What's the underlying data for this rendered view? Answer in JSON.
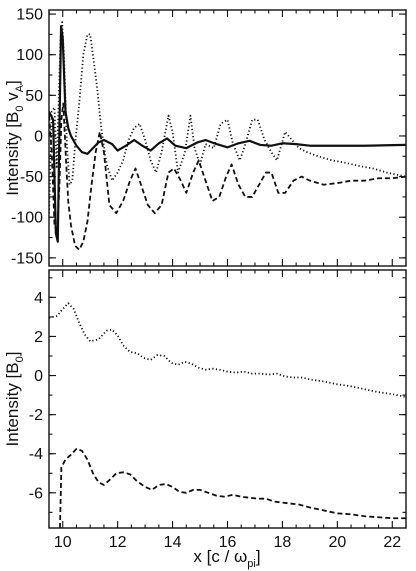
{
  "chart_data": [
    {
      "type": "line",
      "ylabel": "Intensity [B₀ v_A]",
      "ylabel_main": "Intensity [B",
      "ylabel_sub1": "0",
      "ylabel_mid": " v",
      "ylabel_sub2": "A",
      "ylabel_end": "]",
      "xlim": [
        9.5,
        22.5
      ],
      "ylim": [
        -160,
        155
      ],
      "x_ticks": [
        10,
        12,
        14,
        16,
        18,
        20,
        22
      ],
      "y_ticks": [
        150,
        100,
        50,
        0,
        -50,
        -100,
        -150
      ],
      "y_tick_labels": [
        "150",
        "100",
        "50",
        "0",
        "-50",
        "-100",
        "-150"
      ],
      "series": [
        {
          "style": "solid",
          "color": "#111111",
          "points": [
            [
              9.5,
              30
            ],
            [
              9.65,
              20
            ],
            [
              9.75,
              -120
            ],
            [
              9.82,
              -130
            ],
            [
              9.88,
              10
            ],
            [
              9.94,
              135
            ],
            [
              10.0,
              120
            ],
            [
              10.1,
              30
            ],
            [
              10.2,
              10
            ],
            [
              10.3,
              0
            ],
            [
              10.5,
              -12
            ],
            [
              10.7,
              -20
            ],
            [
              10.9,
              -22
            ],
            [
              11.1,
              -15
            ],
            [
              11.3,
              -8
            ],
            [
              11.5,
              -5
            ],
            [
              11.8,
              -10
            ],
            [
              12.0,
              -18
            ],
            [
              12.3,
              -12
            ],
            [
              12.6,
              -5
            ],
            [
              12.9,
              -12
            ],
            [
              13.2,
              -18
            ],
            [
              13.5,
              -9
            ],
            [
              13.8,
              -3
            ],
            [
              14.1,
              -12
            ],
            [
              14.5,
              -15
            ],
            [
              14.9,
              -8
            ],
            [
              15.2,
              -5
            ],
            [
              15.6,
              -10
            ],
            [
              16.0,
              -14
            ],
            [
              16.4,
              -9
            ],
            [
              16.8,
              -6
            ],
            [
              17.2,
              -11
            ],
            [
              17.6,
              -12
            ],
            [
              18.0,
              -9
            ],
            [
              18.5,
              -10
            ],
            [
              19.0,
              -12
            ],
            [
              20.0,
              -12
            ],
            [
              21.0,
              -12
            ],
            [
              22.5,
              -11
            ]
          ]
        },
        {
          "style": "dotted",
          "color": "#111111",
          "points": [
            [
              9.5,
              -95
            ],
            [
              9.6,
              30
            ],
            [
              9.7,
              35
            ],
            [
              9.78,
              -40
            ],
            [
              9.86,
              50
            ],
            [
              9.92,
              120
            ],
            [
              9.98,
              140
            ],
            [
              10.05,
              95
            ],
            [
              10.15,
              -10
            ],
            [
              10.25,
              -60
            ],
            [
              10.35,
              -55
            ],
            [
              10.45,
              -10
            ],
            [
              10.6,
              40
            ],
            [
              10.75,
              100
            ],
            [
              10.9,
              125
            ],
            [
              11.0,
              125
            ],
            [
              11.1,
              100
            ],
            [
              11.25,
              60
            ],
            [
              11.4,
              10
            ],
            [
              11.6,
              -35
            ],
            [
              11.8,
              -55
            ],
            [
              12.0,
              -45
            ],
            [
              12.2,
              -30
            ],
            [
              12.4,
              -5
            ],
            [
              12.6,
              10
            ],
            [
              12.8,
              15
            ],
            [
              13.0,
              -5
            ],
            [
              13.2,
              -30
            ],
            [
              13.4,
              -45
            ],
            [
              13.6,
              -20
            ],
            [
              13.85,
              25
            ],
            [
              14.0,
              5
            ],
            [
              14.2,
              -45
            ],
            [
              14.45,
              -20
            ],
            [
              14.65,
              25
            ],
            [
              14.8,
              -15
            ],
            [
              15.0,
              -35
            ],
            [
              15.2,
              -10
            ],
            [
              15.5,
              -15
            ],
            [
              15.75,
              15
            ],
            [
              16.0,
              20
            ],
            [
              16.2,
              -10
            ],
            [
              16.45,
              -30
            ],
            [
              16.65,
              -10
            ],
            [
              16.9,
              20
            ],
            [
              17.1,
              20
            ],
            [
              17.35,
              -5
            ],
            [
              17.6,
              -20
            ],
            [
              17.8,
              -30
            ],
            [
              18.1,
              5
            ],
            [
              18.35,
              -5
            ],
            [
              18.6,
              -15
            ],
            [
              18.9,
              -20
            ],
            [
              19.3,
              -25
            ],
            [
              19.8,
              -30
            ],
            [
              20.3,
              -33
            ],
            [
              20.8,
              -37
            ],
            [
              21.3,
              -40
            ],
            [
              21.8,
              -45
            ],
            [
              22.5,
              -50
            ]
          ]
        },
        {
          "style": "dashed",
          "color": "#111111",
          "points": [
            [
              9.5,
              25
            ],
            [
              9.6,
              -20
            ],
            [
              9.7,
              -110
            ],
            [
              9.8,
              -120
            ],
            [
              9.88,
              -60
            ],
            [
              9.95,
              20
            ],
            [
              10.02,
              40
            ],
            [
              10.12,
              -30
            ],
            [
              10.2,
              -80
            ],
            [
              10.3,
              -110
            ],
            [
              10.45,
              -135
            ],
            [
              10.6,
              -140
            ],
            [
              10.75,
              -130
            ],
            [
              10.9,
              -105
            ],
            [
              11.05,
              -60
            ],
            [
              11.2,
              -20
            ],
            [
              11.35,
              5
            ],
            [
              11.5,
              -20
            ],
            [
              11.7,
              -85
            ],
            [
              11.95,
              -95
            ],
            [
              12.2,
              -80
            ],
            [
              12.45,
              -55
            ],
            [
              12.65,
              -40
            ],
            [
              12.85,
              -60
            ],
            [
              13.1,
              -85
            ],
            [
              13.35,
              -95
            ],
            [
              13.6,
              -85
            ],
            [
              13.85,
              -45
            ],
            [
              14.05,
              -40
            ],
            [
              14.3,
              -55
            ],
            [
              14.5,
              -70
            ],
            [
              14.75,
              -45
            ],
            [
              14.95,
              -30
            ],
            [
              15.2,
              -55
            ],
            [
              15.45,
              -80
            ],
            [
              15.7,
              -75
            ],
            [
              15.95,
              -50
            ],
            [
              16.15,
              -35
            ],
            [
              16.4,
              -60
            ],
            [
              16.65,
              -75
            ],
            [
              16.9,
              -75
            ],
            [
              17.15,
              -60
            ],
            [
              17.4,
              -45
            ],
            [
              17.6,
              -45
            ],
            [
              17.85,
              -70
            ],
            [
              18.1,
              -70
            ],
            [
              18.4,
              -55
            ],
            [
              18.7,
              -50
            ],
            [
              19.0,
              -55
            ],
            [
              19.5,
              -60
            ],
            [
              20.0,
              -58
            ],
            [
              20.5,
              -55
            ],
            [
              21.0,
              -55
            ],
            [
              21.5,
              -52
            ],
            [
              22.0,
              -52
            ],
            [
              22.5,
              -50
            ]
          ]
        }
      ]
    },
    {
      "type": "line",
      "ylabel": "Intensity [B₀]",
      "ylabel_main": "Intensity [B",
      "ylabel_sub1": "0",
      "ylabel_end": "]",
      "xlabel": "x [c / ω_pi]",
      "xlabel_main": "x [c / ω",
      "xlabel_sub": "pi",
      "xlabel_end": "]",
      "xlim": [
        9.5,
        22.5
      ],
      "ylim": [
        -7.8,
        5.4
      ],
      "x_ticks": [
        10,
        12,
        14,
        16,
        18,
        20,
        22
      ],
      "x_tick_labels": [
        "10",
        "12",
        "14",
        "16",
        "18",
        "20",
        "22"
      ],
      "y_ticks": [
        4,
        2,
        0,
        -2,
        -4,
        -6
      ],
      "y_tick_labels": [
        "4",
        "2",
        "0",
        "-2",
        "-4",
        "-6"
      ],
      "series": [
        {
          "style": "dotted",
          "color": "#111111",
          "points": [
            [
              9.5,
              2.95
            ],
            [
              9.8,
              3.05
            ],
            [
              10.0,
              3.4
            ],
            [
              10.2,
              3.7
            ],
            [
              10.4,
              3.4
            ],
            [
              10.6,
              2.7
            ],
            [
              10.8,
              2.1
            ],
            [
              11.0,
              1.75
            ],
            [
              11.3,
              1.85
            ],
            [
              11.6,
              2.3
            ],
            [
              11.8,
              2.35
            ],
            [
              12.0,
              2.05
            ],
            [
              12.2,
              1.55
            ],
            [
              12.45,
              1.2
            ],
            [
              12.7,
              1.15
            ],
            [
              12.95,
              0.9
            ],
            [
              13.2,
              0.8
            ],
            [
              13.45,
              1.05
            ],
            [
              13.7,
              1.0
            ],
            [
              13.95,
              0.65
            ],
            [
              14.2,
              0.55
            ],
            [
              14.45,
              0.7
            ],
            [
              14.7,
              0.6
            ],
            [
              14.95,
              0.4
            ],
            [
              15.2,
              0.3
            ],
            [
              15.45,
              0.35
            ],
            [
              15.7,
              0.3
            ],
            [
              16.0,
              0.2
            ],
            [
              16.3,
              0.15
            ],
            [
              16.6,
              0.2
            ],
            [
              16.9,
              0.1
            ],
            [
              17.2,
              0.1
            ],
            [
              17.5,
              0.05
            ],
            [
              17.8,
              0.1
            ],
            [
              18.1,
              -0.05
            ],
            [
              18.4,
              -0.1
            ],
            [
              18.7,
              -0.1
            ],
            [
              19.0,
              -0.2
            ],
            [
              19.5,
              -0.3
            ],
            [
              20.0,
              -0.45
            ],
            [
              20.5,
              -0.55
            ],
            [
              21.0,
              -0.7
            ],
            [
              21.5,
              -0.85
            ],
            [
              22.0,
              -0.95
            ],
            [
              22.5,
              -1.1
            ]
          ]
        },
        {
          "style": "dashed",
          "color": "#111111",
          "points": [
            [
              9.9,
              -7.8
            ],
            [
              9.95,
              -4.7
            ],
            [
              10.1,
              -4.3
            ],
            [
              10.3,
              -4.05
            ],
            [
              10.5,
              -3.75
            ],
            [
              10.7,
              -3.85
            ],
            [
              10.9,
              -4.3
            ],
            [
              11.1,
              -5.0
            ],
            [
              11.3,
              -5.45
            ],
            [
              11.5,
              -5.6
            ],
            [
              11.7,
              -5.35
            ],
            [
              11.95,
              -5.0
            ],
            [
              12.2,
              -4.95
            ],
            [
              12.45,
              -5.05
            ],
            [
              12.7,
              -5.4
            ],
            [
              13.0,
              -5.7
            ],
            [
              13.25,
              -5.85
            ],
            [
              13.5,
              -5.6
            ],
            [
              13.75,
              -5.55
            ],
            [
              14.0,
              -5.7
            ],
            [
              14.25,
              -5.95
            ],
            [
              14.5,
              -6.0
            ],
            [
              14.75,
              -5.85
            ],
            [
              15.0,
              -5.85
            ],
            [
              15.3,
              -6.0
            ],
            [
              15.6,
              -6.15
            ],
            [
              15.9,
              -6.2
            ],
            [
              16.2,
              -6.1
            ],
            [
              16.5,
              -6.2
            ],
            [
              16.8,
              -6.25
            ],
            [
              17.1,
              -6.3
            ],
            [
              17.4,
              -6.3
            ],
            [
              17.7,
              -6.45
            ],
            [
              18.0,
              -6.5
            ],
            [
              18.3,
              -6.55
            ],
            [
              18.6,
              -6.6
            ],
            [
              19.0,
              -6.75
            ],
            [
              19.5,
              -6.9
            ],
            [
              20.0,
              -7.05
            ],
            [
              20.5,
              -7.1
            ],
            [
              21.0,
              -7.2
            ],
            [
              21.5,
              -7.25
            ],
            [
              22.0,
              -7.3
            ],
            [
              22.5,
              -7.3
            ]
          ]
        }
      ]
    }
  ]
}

++++++++

Return each line of the listing that holds the string "Intensity".

      "ylabel": "Intensity [B₀ v_A]",
      "ylabel_main": "Intensity [B",
      "ylabel": "Intensity [B₀]",
      "ylabel_main": "Intensity [B",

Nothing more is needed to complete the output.